DO THIS: Reproduce every line of the listing below word for word, leaving out the pictures.

Collected data:
● ● ● ● ● ● ●

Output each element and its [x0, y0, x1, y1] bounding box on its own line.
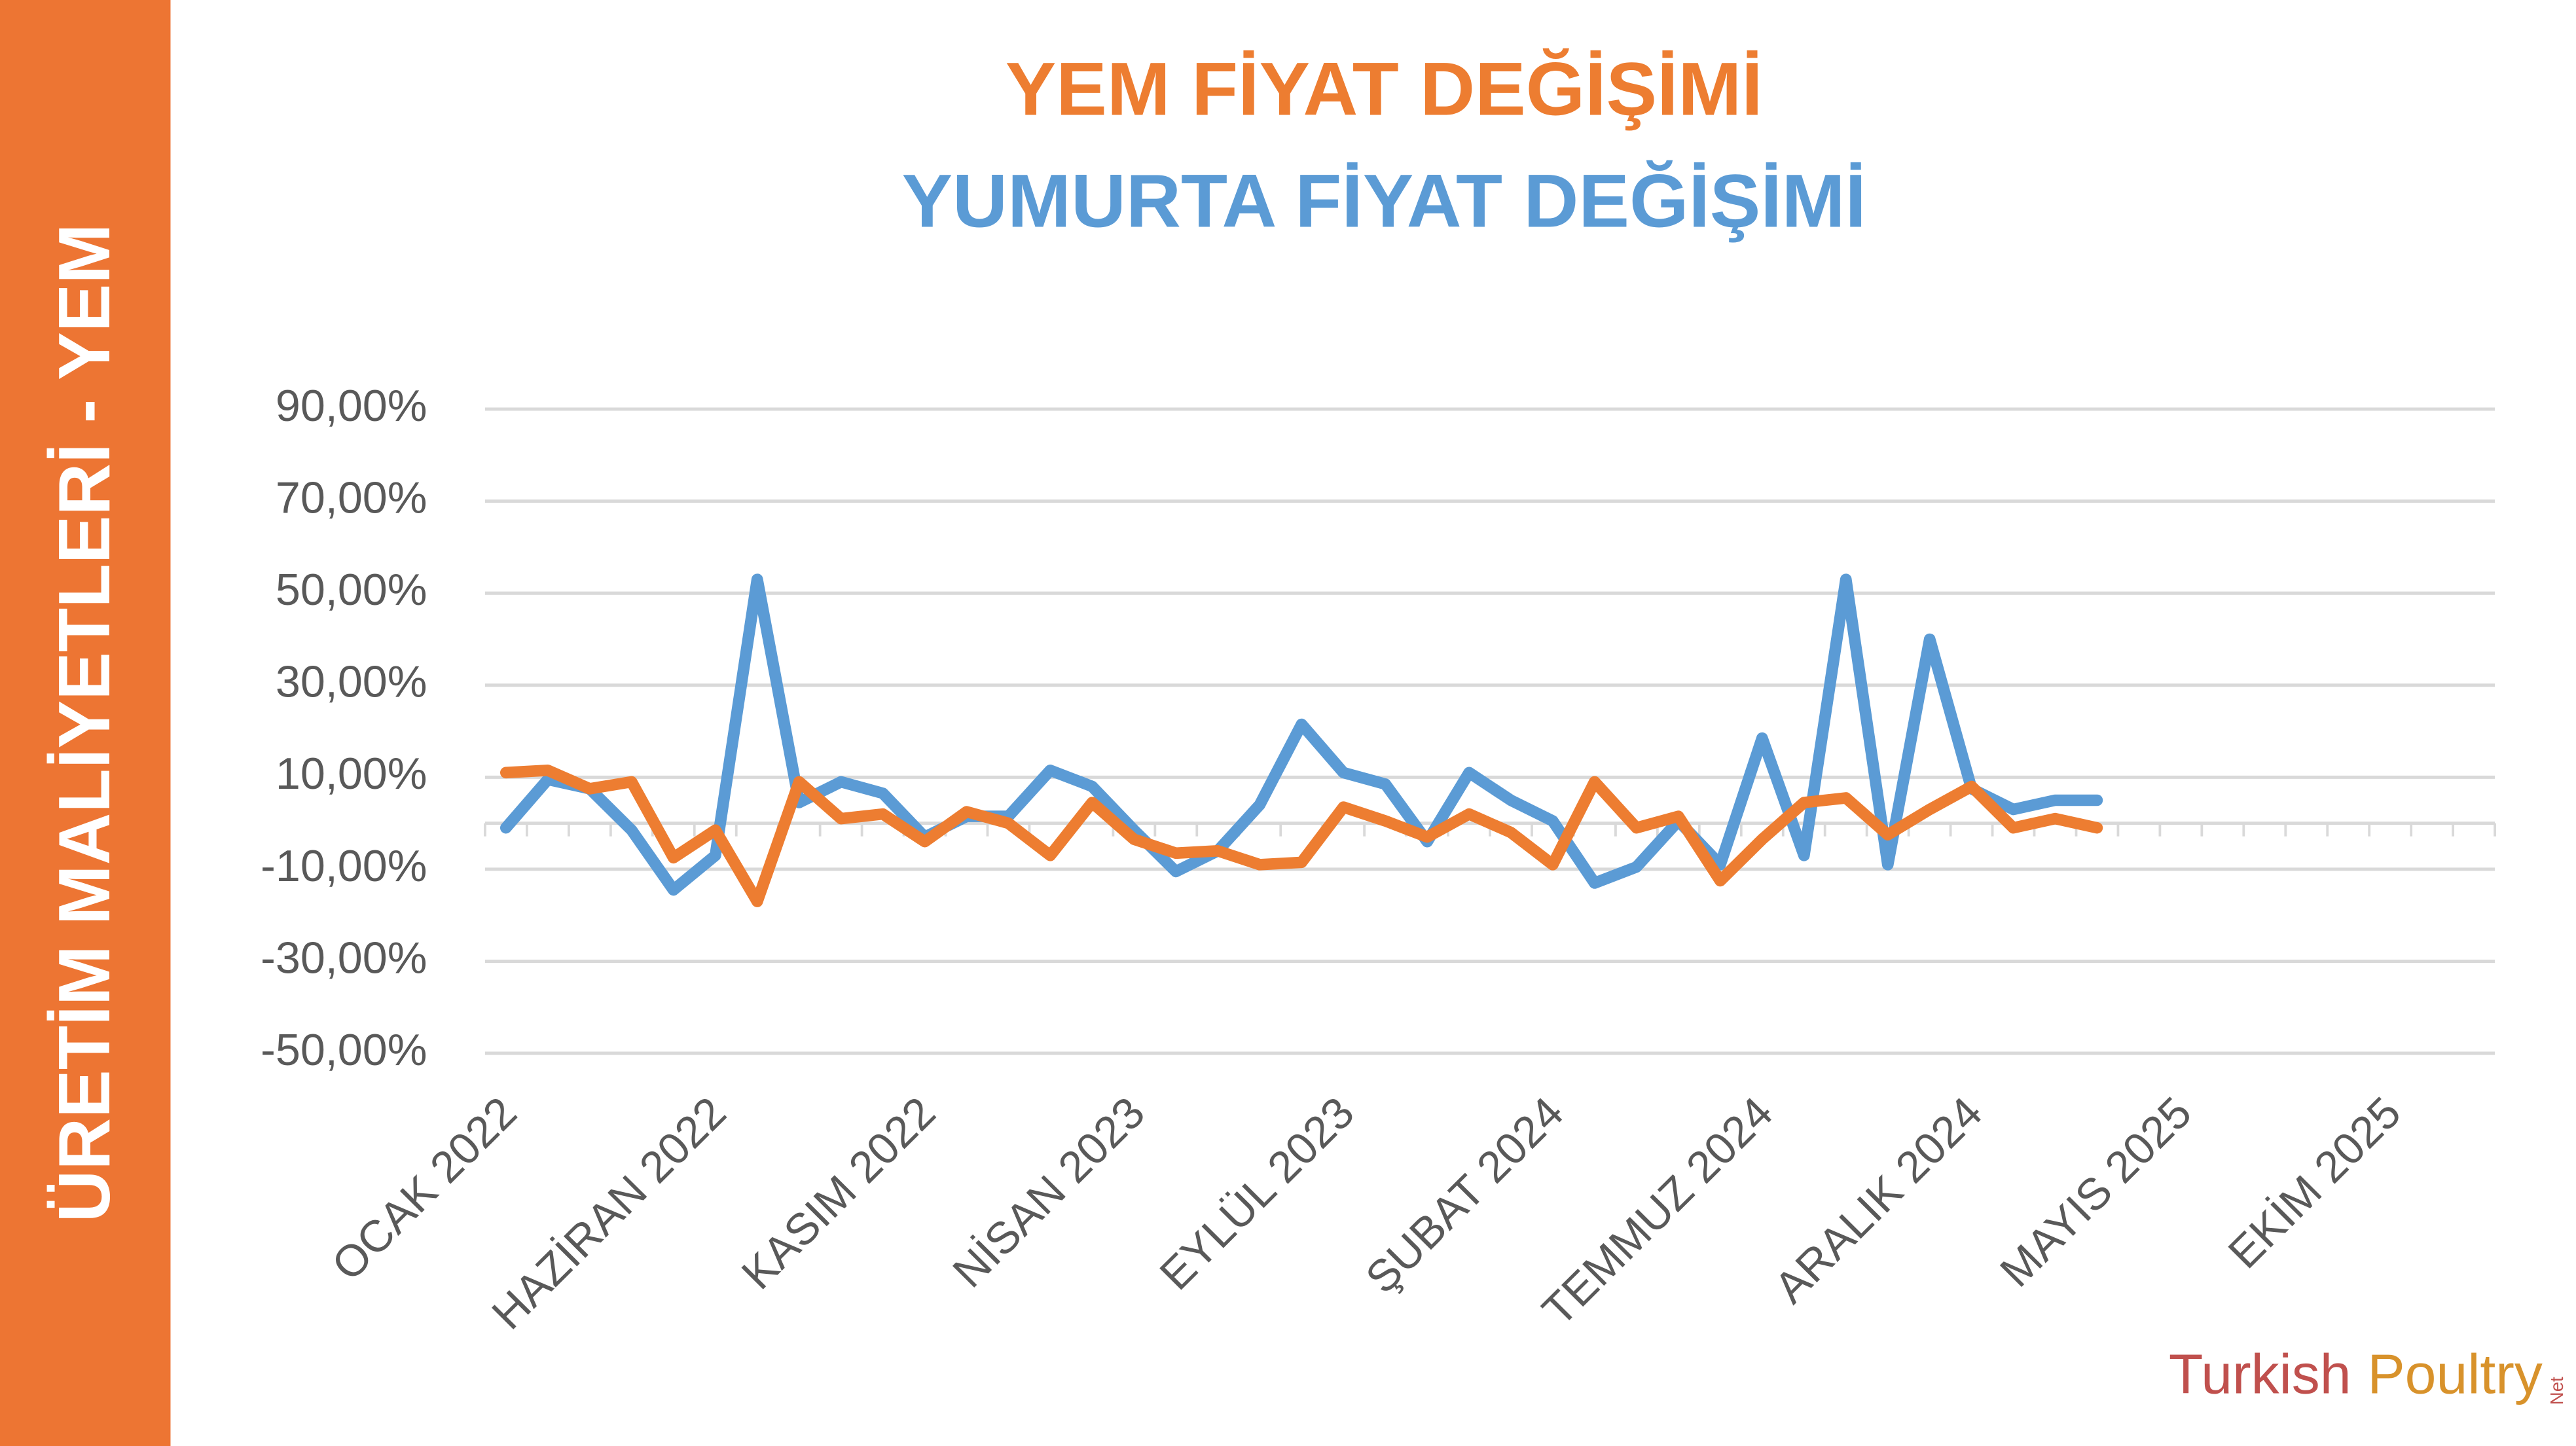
x-tick-label: OCAK 2022: [322, 1087, 526, 1290]
x-tick-label: NİSAN 2023: [943, 1087, 1154, 1297]
logo-text: Net: [2547, 1377, 2567, 1405]
x-tick-label: EKİM 2025: [2219, 1087, 2410, 1278]
y-tick-label: -50,00%: [261, 1025, 427, 1075]
logo-text: Turkish: [2169, 1343, 2351, 1406]
x-tick-label: MAYIS 2025: [1991, 1087, 2201, 1296]
y-tick-label: 50,00%: [276, 565, 427, 615]
x-tick-label: EYLÜL 2023: [1150, 1087, 1364, 1299]
chart-title: YUMURTA FİYAT DEĞİŞİMİ: [901, 158, 1866, 244]
y-tick-label: -30,00%: [261, 933, 427, 983]
y-tick-label: 30,00%: [276, 657, 427, 707]
logo-text: Poultry: [2367, 1343, 2543, 1406]
series-line: [499, 573, 2103, 896]
chart-title: YEM FİYAT DEĞİŞİMİ: [1006, 46, 1763, 132]
y-tick-label: -10,00%: [261, 841, 427, 891]
series-line: [499, 765, 2103, 907]
y-tick-label: 70,00%: [276, 473, 427, 523]
x-tick-label: ŞUBAT 2024: [1356, 1087, 1573, 1303]
side-banner: [0, 0, 171, 1446]
x-tick-label: ARALIK 2024: [1765, 1087, 1991, 1312]
x-tick-label: KASIM 2022: [732, 1087, 945, 1299]
logo: Turkish Poultry Net: [2169, 1343, 2567, 1406]
y-tick-label: 10,00%: [276, 749, 427, 799]
y-tick-label: 90,00%: [276, 381, 427, 431]
side-label: ÜRETİM MALİYETLERİ - YEM: [45, 224, 125, 1223]
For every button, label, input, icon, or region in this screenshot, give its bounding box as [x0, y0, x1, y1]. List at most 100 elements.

● ● ● ● ● ● ●

SOLUTION TO THIS PROBLEM:
Output each element and its [x0, y0, x1, y1] bounding box on its own line.
x-tick-label: OCAK 2022: [322, 1087, 526, 1290]
x-tick-label: NİSAN 2023: [943, 1087, 1154, 1297]
logo-text: Net: [2547, 1377, 2567, 1405]
x-tick-label: EKİM 2025: [2219, 1087, 2410, 1278]
y-tick-label: -50,00%: [261, 1025, 427, 1075]
logo-text: Turkish: [2169, 1343, 2351, 1406]
x-tick-label: MAYIS 2025: [1991, 1087, 2201, 1296]
y-tick-label: 50,00%: [276, 565, 427, 615]
x-tick-label: EYLÜL 2023: [1150, 1087, 1364, 1299]
chart-title: YUMURTA FİYAT DEĞİŞİMİ: [901, 158, 1866, 244]
y-tick-label: -30,00%: [261, 933, 427, 983]
y-tick-label: 30,00%: [276, 657, 427, 707]
logo-text: Poultry: [2367, 1343, 2543, 1406]
series-line: [499, 573, 2103, 896]
chart-title: YEM FİYAT DEĞİŞİMİ: [1006, 46, 1763, 132]
y-tick-label: -10,00%: [261, 841, 427, 891]
series-line: [499, 765, 2103, 907]
y-tick-label: 70,00%: [276, 473, 427, 523]
x-tick-label: ŞUBAT 2024: [1356, 1087, 1573, 1303]
side-banner: [0, 0, 171, 1446]
x-tick-label: ARALIK 2024: [1765, 1087, 1991, 1312]
x-tick-label: KASIM 2022: [732, 1087, 945, 1299]
logo: Turkish Poultry Net: [2169, 1343, 2567, 1406]
y-tick-label: 10,00%: [276, 749, 427, 799]
y-tick-label: 90,00%: [276, 381, 427, 431]
side-label: ÜRETİM MALİYETLERİ - YEM: [45, 224, 125, 1223]
For every button, label, input, icon, or region in this screenshot, give its bounding box as [x0, y0, x1, y1]. List at most 100 elements.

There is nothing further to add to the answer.